Dictionnaire philosophe d’André Comte-Sponville : Toute pensée qui n’est pas un savoir. S’oppose pour cela, spécialement, aux sciences.

Encyclopédie de Diderot et d’Alembert : (Opinion) est un mot qui signifie une créance fondée sur un motif probable, ou un jugement de l’esprit douteux & incertain. L’opinion est mieux définie, le consentement que l’esprit donne aux propositions qui ne lui paroissent pas vraies au premier coup-d’œil, ou qui ne se déguise pas,  par une conséquence nécessaire de celles qui portent en elles la vérité.
On défini l’opinion dans l’école « Assensus intellectûs cum formidime  de opposito », c’est-à-dire un consentement que l’entendement donne à une chose avec une espèce de crainte que le contraire ne soit vrai.
Selon les logiciens, la démonstration produit la science ou la connaissance certaine, & les arguments probables produisent l’opinion. Toutes les fois que le consentement de l’esprit à une vérité qu’on lui propose est accompagné du doute, on l’appelle l’opinion. Platon fait de l’opinion un milieu entre la connaissance  & l’ignorance ; il dit qu’elle est plus claire & plus expresse que l’ignorance, mais plus obscure & moins satisfaisante que la science.

-*-

## OBJECTIF VISÉ
D'après le texte sur l'opinion, quelle place Platon attribue-t-il à l'opinion ?

## LIGNES DE DONNÉES
-*-

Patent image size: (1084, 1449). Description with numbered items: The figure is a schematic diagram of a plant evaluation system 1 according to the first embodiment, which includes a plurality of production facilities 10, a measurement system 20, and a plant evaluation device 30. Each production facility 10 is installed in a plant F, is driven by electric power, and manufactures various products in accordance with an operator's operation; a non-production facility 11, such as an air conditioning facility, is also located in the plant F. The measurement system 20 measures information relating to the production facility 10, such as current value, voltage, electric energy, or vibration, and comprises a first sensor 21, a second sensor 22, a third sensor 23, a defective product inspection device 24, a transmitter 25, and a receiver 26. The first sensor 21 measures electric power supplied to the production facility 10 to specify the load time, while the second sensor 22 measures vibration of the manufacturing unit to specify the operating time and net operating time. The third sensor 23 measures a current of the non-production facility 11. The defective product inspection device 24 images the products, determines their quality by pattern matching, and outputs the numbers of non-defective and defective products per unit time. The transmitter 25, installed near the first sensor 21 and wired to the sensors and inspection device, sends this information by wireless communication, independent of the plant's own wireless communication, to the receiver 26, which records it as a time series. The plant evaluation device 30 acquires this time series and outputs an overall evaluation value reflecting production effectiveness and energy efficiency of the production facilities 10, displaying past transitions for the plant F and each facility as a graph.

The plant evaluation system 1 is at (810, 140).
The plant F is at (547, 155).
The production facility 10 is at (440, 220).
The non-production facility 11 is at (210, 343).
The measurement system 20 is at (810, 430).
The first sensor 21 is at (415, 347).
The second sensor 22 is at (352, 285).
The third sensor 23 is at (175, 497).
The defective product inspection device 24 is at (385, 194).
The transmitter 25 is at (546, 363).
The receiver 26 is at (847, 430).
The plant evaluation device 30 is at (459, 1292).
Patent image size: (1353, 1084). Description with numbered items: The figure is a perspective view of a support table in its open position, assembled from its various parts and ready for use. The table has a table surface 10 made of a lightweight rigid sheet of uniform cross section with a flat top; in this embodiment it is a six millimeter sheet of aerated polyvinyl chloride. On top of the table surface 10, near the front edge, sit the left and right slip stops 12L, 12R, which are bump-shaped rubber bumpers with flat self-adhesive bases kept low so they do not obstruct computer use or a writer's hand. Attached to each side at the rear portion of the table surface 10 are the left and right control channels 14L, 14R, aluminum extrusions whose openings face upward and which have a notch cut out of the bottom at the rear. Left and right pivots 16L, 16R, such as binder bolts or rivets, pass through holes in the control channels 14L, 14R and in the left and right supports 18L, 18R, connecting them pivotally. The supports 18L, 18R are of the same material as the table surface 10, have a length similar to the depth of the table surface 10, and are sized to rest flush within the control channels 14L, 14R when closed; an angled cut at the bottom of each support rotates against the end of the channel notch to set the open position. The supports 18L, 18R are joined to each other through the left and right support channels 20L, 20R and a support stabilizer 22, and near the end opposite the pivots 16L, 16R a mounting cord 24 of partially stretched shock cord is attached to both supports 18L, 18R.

-*-

## RÉPONSE
Platon fait de l'opinion un milieu entre la connaissance et l'ignorance.